Give back the entire listing verbatim.

"""

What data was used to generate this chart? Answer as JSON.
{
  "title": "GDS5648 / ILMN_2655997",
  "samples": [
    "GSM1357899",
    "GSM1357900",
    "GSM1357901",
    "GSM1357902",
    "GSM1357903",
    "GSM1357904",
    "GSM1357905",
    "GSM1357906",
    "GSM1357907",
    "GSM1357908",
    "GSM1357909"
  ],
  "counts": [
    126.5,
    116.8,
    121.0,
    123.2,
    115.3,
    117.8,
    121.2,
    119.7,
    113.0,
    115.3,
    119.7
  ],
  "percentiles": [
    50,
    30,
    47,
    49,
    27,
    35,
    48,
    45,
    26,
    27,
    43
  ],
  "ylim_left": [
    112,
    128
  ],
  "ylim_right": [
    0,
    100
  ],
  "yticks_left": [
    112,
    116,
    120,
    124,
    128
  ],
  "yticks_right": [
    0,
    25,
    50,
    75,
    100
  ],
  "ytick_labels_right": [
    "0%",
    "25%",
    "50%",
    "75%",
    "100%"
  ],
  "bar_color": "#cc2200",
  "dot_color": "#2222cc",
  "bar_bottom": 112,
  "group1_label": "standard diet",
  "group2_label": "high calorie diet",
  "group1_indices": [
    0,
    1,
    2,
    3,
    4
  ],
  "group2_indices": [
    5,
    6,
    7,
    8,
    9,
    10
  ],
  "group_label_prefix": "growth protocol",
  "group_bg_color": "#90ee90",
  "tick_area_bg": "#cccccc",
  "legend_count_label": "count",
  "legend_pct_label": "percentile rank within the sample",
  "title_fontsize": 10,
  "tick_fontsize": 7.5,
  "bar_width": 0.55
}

"""

> **Written reply**
What data was used to generate this chart? Answer as JSON.
{
  "title": "GDS5648 / ILMN_2655997",
  "samples": [
    "GSM1357899",
    "GSM1357900",
    "GSM1357901",
    "GSM1357902",
    "GSM1357903",
    "GSM1357904",
    "GSM1357905",
    "GSM1357906",
    "GSM1357907",
    "GSM1357908",
    "GSM1357909"
  ],
  "counts": [
    126.5,
    116.8,
    121.0,
    123.2,
    115.3,
    117.8,
    121.2,
    119.7,
    113.0,
    115.3,
    119.7
  ],
  "percentiles": [
    50,
    30,
    47,
    49,
    27,
    35,
    48,
    45,
    26,
    27,
    43
  ],
  "ylim_left": [
    112,
    128
  ],
  "ylim_right": [
    0,
    100
  ],
  "yticks_left": [
    112,
    116,
    120,
    124,
    128
  ],
  "yticks_right": [
    0,
    25,
    50,
    75,
    100
  ],
  "ytick_labels_right": [
    "0%",
    "25%",
    "50%",
    "75%",
    "100%"
  ],
  "bar_color": "#cc2200",
  "dot_color": "#2222cc",
  "bar_bottom": 112,
  "group1_label": "standard diet",
  "group2_label": "high calorie diet",
  "group1_indices": [
    0,
    1,
    2,
    3,
    4
  ],
  "group2_indices": [
    5,
    6,
    7,
    8,
    9,
    10
  ],
  "group_label_prefix": "growth protocol",
  "group_bg_color": "#90ee90",
  "tick_area_bg": "#cccccc",
  "legend_count_label": "count",
  "legend_pct_label": "percentile rank within the sample",
  "title_fontsize": 10,
  "tick_fontsize": 7.5,
  "bar_width": 0.55
}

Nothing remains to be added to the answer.